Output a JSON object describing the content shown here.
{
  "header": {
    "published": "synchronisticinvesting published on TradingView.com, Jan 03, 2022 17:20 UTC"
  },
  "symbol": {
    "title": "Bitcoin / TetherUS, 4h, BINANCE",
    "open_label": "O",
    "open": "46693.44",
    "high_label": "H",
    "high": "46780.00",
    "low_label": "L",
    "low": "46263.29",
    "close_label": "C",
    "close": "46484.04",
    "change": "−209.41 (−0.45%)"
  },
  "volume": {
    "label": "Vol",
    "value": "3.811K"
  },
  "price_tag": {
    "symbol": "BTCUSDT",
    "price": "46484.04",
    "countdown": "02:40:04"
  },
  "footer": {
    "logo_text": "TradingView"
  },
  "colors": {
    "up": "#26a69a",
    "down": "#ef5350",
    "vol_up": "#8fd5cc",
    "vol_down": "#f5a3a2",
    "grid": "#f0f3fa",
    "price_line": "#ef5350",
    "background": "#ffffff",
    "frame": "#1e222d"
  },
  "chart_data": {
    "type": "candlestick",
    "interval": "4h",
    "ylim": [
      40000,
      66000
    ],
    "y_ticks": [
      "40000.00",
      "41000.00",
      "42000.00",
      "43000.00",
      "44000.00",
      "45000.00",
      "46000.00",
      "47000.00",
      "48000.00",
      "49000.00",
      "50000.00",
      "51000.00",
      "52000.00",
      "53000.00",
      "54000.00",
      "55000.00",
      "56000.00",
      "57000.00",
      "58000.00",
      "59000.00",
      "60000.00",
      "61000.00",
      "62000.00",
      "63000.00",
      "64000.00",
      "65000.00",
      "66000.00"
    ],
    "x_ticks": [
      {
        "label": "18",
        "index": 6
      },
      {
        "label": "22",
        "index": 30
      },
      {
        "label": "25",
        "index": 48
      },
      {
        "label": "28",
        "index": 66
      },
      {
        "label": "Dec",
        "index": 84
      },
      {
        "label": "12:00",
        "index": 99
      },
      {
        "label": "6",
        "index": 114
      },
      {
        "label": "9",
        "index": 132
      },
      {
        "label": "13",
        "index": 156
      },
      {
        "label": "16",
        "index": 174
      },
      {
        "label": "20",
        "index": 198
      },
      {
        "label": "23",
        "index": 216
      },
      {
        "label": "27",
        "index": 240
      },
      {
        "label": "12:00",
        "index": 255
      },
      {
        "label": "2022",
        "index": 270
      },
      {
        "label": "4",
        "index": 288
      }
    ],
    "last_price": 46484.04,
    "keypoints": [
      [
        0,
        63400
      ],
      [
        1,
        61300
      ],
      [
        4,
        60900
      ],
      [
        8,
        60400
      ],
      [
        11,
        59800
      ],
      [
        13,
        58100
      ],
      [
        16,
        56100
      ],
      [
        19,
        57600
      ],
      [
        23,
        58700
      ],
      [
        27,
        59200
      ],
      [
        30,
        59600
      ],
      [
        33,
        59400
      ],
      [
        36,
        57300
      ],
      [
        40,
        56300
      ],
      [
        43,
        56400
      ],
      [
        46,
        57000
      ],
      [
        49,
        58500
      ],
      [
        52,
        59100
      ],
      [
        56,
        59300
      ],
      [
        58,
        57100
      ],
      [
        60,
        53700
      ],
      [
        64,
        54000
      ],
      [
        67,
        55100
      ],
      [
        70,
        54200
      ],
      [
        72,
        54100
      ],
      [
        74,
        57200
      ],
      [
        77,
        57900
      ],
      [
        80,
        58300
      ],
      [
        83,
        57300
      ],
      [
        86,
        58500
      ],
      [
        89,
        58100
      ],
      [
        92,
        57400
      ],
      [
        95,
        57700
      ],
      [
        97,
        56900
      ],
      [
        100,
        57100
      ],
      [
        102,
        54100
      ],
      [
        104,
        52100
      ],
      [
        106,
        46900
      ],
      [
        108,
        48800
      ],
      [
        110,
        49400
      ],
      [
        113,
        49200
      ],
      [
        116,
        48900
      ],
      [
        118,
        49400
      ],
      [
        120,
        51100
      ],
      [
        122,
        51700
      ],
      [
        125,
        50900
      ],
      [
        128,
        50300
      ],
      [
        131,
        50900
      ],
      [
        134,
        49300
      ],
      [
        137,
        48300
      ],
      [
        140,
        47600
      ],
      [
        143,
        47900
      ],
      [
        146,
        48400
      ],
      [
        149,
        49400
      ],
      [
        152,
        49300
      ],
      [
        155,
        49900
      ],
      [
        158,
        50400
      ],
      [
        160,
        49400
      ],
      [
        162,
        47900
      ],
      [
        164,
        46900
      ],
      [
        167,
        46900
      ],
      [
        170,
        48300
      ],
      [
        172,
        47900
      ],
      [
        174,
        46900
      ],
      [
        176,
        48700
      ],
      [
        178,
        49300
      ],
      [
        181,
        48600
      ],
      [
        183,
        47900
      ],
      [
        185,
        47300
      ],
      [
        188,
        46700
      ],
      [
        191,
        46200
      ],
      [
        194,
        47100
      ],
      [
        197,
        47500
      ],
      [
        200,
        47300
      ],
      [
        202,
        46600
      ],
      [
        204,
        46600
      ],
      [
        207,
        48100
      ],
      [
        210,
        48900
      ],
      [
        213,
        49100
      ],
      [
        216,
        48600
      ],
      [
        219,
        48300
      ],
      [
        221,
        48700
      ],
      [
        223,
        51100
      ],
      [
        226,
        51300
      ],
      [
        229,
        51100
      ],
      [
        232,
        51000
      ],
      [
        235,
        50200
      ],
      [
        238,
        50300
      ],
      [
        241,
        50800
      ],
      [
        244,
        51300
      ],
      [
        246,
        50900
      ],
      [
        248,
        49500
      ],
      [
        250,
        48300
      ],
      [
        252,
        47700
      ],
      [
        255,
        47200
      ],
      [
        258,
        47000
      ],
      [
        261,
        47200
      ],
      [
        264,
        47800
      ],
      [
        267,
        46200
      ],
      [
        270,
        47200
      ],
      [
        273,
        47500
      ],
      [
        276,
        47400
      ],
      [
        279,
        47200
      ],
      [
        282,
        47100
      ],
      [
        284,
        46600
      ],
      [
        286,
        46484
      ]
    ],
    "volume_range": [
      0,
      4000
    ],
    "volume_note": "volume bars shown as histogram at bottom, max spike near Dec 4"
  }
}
□ □ □ □ □ □ □
▶ WHAT YOU NEED TO DO
Select the lines in this material that hold the word "shown", leaving none out.

▶ EXPECTED ANSWER
Output a JSON object describing the content shown here.
    "volume_note": "volume bars shown as histogram at bottom, max spike near Dec 4"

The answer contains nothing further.